▸ **INSTRUCTIONS FOR THE TASK**
Count the lines in the records below that contain the string "ticks", and reply with only the number.

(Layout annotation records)
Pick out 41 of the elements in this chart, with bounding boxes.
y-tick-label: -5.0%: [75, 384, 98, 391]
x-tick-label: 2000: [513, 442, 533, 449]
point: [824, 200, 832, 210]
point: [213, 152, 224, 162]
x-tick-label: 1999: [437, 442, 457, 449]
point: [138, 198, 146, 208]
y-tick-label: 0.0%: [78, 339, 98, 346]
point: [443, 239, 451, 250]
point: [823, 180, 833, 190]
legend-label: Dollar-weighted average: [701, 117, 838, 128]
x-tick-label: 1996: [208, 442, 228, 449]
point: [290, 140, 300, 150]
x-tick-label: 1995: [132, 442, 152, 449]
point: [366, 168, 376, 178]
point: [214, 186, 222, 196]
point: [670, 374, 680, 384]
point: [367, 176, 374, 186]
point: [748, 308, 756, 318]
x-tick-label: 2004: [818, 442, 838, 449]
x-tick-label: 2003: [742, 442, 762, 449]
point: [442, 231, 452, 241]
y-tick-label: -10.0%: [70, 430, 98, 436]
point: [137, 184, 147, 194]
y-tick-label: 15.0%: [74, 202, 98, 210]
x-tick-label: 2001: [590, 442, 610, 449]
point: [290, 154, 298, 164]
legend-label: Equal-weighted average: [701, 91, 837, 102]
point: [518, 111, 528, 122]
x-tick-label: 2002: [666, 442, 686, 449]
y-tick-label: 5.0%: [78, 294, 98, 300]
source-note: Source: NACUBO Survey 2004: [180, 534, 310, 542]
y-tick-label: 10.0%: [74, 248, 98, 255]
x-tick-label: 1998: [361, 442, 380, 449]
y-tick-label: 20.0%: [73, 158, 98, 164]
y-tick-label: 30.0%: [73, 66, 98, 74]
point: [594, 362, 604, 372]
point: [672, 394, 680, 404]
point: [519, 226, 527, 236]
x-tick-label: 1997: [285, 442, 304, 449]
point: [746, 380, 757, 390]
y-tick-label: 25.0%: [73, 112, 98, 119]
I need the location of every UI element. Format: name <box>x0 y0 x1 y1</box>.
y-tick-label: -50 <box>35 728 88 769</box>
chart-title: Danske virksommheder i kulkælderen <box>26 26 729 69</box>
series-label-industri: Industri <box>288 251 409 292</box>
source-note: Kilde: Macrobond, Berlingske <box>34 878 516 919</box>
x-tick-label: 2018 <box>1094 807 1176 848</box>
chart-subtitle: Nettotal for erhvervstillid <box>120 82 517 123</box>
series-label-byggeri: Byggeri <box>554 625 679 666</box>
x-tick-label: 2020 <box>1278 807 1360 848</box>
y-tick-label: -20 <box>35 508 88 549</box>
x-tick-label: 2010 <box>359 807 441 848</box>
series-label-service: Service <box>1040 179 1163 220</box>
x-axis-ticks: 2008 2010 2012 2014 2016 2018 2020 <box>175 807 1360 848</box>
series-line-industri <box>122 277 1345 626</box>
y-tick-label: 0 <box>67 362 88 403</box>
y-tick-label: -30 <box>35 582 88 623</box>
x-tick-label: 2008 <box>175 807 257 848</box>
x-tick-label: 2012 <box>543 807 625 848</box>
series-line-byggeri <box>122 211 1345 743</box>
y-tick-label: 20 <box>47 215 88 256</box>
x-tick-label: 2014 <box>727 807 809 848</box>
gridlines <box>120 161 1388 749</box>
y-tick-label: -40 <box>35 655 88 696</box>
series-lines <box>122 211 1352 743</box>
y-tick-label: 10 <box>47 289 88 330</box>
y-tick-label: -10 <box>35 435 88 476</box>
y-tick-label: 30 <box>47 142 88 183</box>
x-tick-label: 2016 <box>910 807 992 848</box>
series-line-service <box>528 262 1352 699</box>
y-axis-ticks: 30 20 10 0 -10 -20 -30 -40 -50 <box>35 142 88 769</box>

▸ **ANSWER TO THIS TASK**
2